Passage provided:
■ ■ ■ ■ ■

Is Merlot a bad grape or did it just get a bad rap? Back in 2004, the movie Sideways came out. The film was an adaptation of the book written by Rex Pickett, which followed two 40-something year old men on a “man-quest” in which one character was about to get married and wanted to have one last fling, the other, the main character Miles, was a divorced and opinionated wine snob who loved Pinot Noir and despised Merlot.
After the movie was released, many wine-connected folks decided that Merlot was “out” and Pinot Noir was “in.” Sideways was a high point for Pinot Noir, but a nightmare for Merlot. As we explore the world of Merlot, however, you will see how this grape was shaped into the Bordeaux blends and as a major component in other wines throughout the world. This noble grape of Bordeaux will never truly fall from grace; it will only age gracefully for the wine styles it produces.
Merlot is the most common grape variety grown in France, covering about 280,000 acres. It is most common in Bordeaux, Bergerac, and Cahors, but is also present in the south of France in the Languedoc, where it is a principle component in vins de pays wines. The Merlot grape is a principle historical component of Bordeaux blends along with Cabernet Franc, Cabernet Sauvignon, Malbec, and Petit Verdot. You will also find smaller plantings in the regions of Provence, the Loire Valley and other smaller appellations.
Elsewhere in Europe, Merlot is the fifth most widely planted grape in Italy, where it is a blending component with Sangiovese in what are known as the “Super Tuscans.” A bit to the northeast, it is one of the anchor components of Hungary’s Egri Bikavér, more commonly known as “Bull’s Blood,” where it is paired with Cabernet Sauvignon, Cabernet Franc, and the native Kadarka variety. Worldwide, Merlot is grown in all major wine growing regions and flourishes in cooler climates.
In the United States, it is marketed as a varietal, and the wines named for it must contain at least 75% percent of the grapes. It is also one of the varieties that can be used in the trademarked blend name “Meritage.” Some of the areas of California that support Merlot are the Sonoma and Monterey areas. Merlot is also grown in Oregon, and has become a significant anchor variety in eastern Washington State and on the East Coast, with plantings on Long Island, in Virginia’s Shenandoah Valley and Monticello, and also in the Niagara wine region of the US and Canada. In the southern hemisphere, Chile, Argentina, New Zealand and Australia account for a percentage of the overall domestic and worldwide market. About 15 years ago, a “white” version of Merlot emerged in the US marketplace and I had always thought this was a trend meant to try to tack on the heels of the White Zinfandel movement. However, White Merlot styles originate in Switzerland. Also, interestingly, winemakers have recently petitioned for Merlot to be included in the blends of Rioja in Spain.
With such widespread plantings and blend possibilities, you are invariably going to see differences in flavors and qualities, but quite frankly, as a reader of this issue, you learn that that’s the case with just about every grape variety in the world! Merlot, when optimally ripe, has a characteristic cherry, plum, cassis, blackberry, blueberry, and boysenberry flavor profile (although not all wines will exhibit every one of those descriptors). Vegetal characters, such as canned green beans, black olives and green bell peppers are dominant early in the maturation process after veraison. The challenge for a grower is getting the right conditions in the vineyard to properly mature the fruit. Sunlight is good, however, excessive heat will tend to rush the fruit; causing sugars to rise ahead of the metabolic maturation process that will mature the flavor profile in the berry.

■ ■ ■ ■ ■

Data provided:
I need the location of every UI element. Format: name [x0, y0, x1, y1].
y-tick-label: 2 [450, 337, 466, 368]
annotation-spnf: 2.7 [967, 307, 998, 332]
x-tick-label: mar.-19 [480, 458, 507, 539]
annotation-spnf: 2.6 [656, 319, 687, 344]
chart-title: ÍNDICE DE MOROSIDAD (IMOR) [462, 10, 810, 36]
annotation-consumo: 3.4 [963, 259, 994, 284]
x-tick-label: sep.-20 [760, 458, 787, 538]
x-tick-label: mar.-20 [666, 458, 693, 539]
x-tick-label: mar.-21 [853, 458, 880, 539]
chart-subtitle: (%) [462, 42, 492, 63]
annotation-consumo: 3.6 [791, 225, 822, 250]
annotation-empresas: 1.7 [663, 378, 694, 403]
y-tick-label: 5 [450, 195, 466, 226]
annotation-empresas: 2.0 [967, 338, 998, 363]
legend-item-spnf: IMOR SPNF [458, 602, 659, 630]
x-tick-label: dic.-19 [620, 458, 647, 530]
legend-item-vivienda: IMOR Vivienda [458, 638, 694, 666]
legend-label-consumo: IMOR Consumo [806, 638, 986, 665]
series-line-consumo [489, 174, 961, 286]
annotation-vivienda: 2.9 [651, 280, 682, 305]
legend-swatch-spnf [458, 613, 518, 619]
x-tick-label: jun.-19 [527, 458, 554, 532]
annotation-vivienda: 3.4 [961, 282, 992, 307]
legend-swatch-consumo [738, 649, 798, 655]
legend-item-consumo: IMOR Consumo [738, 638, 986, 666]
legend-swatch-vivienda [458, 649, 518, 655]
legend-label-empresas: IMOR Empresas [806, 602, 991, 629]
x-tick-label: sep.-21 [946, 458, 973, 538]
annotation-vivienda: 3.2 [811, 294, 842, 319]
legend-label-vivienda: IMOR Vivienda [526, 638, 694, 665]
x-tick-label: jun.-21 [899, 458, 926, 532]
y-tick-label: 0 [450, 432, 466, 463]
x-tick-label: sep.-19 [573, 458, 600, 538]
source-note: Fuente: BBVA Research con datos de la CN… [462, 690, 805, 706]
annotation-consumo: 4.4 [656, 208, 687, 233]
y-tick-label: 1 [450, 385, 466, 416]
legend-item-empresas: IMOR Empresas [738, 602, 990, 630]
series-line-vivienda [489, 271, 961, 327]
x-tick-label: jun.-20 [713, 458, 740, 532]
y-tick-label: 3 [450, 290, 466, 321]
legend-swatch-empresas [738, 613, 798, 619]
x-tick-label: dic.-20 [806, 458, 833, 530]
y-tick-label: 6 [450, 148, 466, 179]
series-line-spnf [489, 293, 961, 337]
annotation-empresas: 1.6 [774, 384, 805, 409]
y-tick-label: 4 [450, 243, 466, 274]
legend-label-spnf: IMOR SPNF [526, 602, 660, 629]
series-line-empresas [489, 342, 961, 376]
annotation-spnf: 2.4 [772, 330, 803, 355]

■ ■ ■ ■ ■

What is asked:
1. Answer these questions using the Merlot passage:
(a) About how many acres of Merlot are grown in France?
(b) In which country do White Merlot styles originate?
(c) Which native variety is paired with Merlot in Hungary's Egri Bikavér?
2. Please write what comes next in the Merlot passage, picking up after its last sentence.
The rows come from a separate source.

Responses to the tasks:
1.
(a) About 280,000 acres
(b) Switzerland
(c) Kadarka

2.
Merlot grows best in cool climates with clay-like soil conditions. It often buds early in the spring, which makes it susceptible to frost dangers. The berries are generally large, depending on the clone and the growing conditions, and the clusters are loose in nature. As with most grape varieties, early or extreme northern or southern latitude harvests tend to produce wines with good acid structure, while those from the warmer regions of lower latitudes tend to be poor in acid structure. The grape is also known for its variable tannin structure. In the clay soils of Pomerol, France, for example, it tends to be more tannic than other areas of Bordeaux. In Napa Valley (in my experience), the grapes have a deep color and relatively softer tannin structure characteristic.
From a viticulture viewpoint, for Merlot as well as other varietals, there are some growers who believe that lower crop levels (less than 3 tons per acre) lead to higher quality fruit. There is not a lot of scientific evidence to support this, unfortunately. One study, as published in 2004 by Dr. Mark Matthews, from UC-Davis, concluded that, “Cabernet Sauvignon aromas and flavors respond to yield manipulation, but do so significantly only when yield is altered early in fruit development.”
This research goes against the prevailing mantra of crop adjustment post veraison, and thus was pretty controversial at the time. The study was done using Cabernet grapes, but the underlying principles of crop weight versus quality were vetted in a scientific forum. I’m the kind of winemaker who forever tries to see the merits of research and historical observations, and I really feel that the truth lies somewhere in the middle. If the growing season permits, the vine will do everything possible to ripen all its fruit. If there is a large crop to ripen, that process will take longer. The study was performed in California where long growing seasons are common, but a similar research plot on similarly fertile soil in the North American Pacific Northwest may have an entirely different outcome. The clay soils of the great vineyards of Bordeaux, for example, tend to self-regulate the amount of fruit set on the vine, and therefore quality is built into the grape model.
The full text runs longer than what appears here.